INPUT ROWS
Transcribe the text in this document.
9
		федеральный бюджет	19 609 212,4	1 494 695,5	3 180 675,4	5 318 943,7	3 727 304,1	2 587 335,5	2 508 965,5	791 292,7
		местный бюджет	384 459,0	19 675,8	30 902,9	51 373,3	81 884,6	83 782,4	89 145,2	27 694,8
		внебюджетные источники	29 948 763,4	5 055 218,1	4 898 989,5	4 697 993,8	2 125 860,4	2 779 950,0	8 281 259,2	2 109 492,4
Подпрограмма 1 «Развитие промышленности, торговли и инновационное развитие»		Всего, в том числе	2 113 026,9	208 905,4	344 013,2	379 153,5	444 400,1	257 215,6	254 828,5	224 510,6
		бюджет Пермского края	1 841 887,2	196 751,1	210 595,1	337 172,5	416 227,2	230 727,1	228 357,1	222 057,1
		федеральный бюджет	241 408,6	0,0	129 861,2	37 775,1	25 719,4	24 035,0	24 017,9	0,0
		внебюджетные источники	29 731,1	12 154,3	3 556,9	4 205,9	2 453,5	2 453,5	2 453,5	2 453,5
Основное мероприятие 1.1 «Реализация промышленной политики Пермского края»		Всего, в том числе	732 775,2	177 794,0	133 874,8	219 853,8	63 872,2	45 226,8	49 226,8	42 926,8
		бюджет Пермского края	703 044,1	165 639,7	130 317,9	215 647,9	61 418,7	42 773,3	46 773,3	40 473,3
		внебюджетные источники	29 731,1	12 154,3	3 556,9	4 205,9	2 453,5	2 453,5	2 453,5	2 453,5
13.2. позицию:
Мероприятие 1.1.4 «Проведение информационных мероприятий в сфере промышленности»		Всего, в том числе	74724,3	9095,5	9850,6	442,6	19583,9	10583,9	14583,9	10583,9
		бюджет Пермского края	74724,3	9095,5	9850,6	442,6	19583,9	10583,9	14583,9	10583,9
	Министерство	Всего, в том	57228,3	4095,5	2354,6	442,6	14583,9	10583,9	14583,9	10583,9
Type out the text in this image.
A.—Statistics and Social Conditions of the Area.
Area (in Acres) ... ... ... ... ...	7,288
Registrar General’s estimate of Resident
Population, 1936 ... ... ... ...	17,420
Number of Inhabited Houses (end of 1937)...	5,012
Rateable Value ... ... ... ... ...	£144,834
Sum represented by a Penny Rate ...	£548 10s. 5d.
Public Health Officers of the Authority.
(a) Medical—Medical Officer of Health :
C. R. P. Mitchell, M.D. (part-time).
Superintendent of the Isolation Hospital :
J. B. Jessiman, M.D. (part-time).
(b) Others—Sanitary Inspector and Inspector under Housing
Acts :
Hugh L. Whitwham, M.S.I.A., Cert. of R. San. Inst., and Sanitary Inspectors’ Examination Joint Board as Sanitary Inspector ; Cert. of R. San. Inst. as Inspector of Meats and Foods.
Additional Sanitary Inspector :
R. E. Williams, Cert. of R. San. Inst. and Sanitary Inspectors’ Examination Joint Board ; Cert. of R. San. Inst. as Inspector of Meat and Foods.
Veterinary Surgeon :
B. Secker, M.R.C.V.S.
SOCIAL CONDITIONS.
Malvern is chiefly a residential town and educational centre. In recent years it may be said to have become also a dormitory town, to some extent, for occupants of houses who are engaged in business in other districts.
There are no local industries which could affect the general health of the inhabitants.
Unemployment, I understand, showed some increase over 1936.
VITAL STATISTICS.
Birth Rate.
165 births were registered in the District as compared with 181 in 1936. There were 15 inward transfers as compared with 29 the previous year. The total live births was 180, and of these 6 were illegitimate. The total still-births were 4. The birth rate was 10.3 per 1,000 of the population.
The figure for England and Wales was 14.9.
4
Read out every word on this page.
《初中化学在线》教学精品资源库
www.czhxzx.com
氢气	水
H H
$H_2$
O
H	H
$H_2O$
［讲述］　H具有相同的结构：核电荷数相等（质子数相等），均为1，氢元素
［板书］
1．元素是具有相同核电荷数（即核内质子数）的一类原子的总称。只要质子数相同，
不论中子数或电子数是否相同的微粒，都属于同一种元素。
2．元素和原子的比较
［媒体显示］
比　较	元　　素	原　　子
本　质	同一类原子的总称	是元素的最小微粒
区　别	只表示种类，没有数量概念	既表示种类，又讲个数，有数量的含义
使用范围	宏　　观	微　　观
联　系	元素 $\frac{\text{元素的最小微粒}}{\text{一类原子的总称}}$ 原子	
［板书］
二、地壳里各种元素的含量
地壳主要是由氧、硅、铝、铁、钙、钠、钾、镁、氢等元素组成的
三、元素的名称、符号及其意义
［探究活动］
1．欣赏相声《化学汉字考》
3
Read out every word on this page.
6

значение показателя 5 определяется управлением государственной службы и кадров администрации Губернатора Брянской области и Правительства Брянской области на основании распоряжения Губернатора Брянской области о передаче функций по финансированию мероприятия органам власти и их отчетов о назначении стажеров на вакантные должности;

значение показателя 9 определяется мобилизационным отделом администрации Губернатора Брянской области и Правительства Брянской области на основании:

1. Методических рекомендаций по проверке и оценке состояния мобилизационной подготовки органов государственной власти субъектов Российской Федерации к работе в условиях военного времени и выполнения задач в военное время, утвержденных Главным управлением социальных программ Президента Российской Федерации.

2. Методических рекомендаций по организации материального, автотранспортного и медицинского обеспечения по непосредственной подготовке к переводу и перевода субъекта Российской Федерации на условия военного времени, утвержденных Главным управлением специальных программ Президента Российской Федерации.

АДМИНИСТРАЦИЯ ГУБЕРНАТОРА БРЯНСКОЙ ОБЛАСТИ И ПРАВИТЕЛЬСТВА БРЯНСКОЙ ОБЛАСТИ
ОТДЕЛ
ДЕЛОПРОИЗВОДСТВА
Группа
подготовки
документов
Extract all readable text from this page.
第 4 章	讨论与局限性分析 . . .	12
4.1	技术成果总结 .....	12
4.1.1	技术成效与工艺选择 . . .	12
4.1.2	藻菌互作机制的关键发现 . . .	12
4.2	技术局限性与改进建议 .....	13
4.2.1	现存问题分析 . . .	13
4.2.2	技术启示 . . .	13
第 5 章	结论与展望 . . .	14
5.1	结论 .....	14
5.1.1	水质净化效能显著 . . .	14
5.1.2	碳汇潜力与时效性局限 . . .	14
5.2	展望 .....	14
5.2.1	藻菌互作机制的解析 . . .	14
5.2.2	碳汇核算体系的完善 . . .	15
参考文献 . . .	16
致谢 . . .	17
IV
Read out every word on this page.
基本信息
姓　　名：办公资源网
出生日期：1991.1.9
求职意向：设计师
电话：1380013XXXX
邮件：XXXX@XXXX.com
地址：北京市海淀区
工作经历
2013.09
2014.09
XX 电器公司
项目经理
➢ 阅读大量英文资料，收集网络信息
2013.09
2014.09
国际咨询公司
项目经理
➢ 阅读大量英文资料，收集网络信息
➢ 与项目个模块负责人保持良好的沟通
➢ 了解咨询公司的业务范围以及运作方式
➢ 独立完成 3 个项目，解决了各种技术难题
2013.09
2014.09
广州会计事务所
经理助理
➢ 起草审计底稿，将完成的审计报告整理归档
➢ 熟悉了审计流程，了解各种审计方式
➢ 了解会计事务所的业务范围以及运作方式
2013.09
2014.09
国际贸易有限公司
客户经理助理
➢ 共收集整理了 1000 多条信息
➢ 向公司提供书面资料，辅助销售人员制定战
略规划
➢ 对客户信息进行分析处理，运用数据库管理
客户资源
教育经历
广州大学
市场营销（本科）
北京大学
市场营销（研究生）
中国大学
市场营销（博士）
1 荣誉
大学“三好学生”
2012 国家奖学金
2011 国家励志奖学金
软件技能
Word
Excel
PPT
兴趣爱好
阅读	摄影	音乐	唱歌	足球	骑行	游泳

INSTRUCTIONS TO FOLLOW
Take the material above and return all of it exactly.

RESULT
Transcribe the text in this document.
9
		федеральный бюджет	19 609 212,4	1 494 695,5	3 180 675,4	5 318 943,7	3 727 304,1	2 587 335,5	2 508 965,5	791 292,7
		местный бюджет	384 459,0	19 675,8	30 902,9	51 373,3	81 884,6	83 782,4	89 145,2	27 694,8
		внебюджетные источники	29 948 763,4	5 055 218,1	4 898 989,5	4 697 993,8	2 125 860,4	2 779 950,0	8 281 259,2	2 109 492,4
Подпрограмма 1 «Развитие промышленности, торговли и инновационное развитие»		Всего, в том числе	2 113 026,9	208 905,4	344 013,2	379 153,5	444 400,1	257 215,6	254 828,5	224 510,6
		бюджет Пермского края	1 841 887,2	196 751,1	210 595,1	337 172,5	416 227,2	230 727,1	228 357,1	222 057,1
		федеральный бюджет	241 408,6	0,0	129 861,2	37 775,1	25 719,4	24 035,0	24 017,9	0,0
		внебюджетные источники	29 731,1	12 154,3	3 556,9	4 205,9	2 453,5	2 453,5	2 453,5	2 453,5
Основное мероприятие 1.1 «Реализация промышленной политики Пермского края»		Всего, в том числе	732 775,2	177 794,0	133 874,8	219 853,8	63 872,2	45 226,8	49 226,8	42 926,8
		бюджет Пермского края	703 044,1	165 639,7	130 317,9	215 647,9	61 418,7	42 773,3	46 773,3	40 473,3
		внебюджетные источники	29 731,1	12 154,3	3 556,9	4 205,9	2 453,5	2 453,5	2 453,5	2 453,5
13.2. позицию:
Мероприятие 1.1.4 «Проведение информационных мероприятий в сфере промышленности»		Всего, в том числе	74724,3	9095,5	9850,6	442,6	19583,9	10583,9	14583,9	10583,9
		бюджет Пермского края	74724,3	9095,5	9850,6	442,6	19583,9	10583,9	14583,9	10583,9
	Министерство	Всего, в том	57228,3	4095,5	2354,6	442,6	14583,9	10583,9	14583,9	10583,9
Type out the text in this image.
A.—Statistics and Social Conditions of the Area.
Area (in Acres) ... ... ... ... ...	7,288
Registrar General’s estimate of Resident
Population, 1936 ... ... ... ...	17,420
Number of Inhabited Houses (end of 1937)...	5,012
Rateable Value ... ... ... ... ...	£144,834
Sum represented by a Penny Rate ...	£548 10s. 5d.
Public Health Officers of the Authority.
(a) Medical—Medical Officer of Health :
C. R. P. Mitchell, M.D. (part-time).
Superintendent of the Isolation Hospital :
J. B. Jessiman, M.D. (part-time).
(b) Others—Sanitary Inspector and Inspector under Housing
Acts :
Hugh L. Whitwham, M.S.I.A., Cert. of R. San. Inst., and Sanitary Inspectors’ Examination Joint Board as Sanitary Inspector ; Cert. of R. San. Inst. as Inspector of Meats and Foods.
Additional Sanitary Inspector :
R. E. Williams, Cert. of R. San. Inst. and Sanitary Inspectors’ Examination Joint Board ; Cert. of R. San. Inst. as Inspector of Meat and Foods.
Veterinary Surgeon :
B. Secker, M.R.C.V.S.
SOCIAL CONDITIONS.
Malvern is chiefly a residential town and educational centre. In recent years it may be said to have become also a dormitory town, to some extent, for occupants of houses who are engaged in business in other districts.
There are no local industries which could affect the general health of the inhabitants.
Unemployment, I understand, showed some increase over 1936.
VITAL STATISTICS.
Birth Rate.
165 births were registered in the District as compared with 181 in 1936. There were 15 inward transfers as compared with 29 the previous year. The total live births was 180, and of these 6 were illegitimate. The total still-births were 4. The birth rate was 10.3 per 1,000 of the population.
The figure for England and Wales was 14.9.
4
Read out every word on this page.
《初中化学在线》教学精品资源库
www.czhxzx.com
氢气	水
H H
$H_2$
O
H	H
$H_2O$
［讲述］　H具有相同的结构：核电荷数相等（质子数相等），均为1，氢元素
［板书］
1．元素是具有相同核电荷数（即核内质子数）的一类原子的总称。只要质子数相同，
不论中子数或电子数是否相同的微粒，都属于同一种元素。
2．元素和原子的比较
［媒体显示］
比　较	元　　素	原　　子
本　质	同一类原子的总称	是元素的最小微粒
区　别	只表示种类，没有数量概念	既表示种类，又讲个数，有数量的含义
使用范围	宏　　观	微　　观
联　系	元素 $\frac{\text{元素的最小微粒}}{\text{一类原子的总称}}$ 原子	
［板书］
二、地壳里各种元素的含量
地壳主要是由氧、硅、铝、铁、钙、钠、钾、镁、氢等元素组成的
三、元素的名称、符号及其意义
［探究活动］
1．欣赏相声《化学汉字考》
3
Read out every word on this page.
6

значение показателя 5 определяется управлением государственной службы и кадров администрации Губернатора Брянской области и Правительства Брянской области на основании распоряжения Губернатора Брянской области о передаче функций по финансированию мероприятия органам власти и их отчетов о назначении стажеров на вакантные должности;

значение показателя 9 определяется мобилизационным отделом администрации Губернатора Брянской области и Правительства Брянской области на основании:

1. Методических рекомендаций по проверке и оценке состояния мобилизационной подготовки органов государственной власти субъектов Российской Федерации к работе в условиях военного времени и выполнения задач в военное время, утвержденных Главным управлением социальных программ Президента Российской Федерации.

2. Методических рекомендаций по организации материального, автотранспортного и медицинского обеспечения по непосредственной подготовке к переводу и перевода субъекта Российской Федерации на условия военного времени, утвержденных Главным управлением специальных программ Президента Российской Федерации.

АДМИНИСТРАЦИЯ ГУБЕРНАТОРА БРЯНСКОЙ ОБЛАСТИ И ПРАВИТЕЛЬСТВА БРЯНСКОЙ ОБЛАСТИ
ОТДЕЛ
ДЕЛОПРОИЗВОДСТВА
Группа
подготовки
документов
Extract all readable text from this page.
第 4 章	讨论与局限性分析 . . .	12
4.1	技术成果总结 .....	12
4.1.1	技术成效与工艺选择 . . .	12
4.1.2	藻菌互作机制的关键发现 . . .	12
4.2	技术局限性与改进建议 .....	13
4.2.1	现存问题分析 . . .	13
4.2.2	技术启示 . . .	13
第 5 章	结论与展望 . . .	14
5.1	结论 .....	14
5.1.1	水质净化效能显著 . . .	14
5.1.2	碳汇潜力与时效性局限 . . .	14
5.2	展望 .....	14
5.2.1	藻菌互作机制的解析 . . .	14
5.2.2	碳汇核算体系的完善 . . .	15
参考文献 . . .	16
致谢 . . .	17
IV
Read out every word on this page.
基本信息
姓　　名：办公资源网
出生日期：1991.1.9
求职意向：设计师
电话：1380013XXXX
邮件：XXXX@XXXX.com
地址：北京市海淀区
工作经历
2013.09
2014.09
XX 电器公司
项目经理
➢ 阅读大量英文资料，收集网络信息
2013.09
2014.09
国际咨询公司
项目经理
➢ 阅读大量英文资料，收集网络信息
➢ 与项目个模块负责人保持良好的沟通
➢ 了解咨询公司的业务范围以及运作方式
➢ 独立完成 3 个项目，解决了各种技术难题
2013.09
2014.09
广州会计事务所
经理助理
➢ 起草审计底稿，将完成的审计报告整理归档
➢ 熟悉了审计流程，了解各种审计方式
➢ 了解会计事务所的业务范围以及运作方式
2013.09
2014.09
国际贸易有限公司
客户经理助理
➢ 共收集整理了 1000 多条信息
➢ 向公司提供书面资料，辅助销售人员制定战
略规划
➢ 对客户信息进行分析处理，运用数据库管理
客户资源
教育经历
广州大学
市场营销（本科）
北京大学
市场营销（研究生）
中国大学
市场营销（博士）
1 荣誉
大学“三好学生”
2012 国家奖学金
2011 国家励志奖学金
软件技能
Word
Excel
PPT
兴趣爱好
阅读	摄影	音乐	唱歌	足球	骑行	游泳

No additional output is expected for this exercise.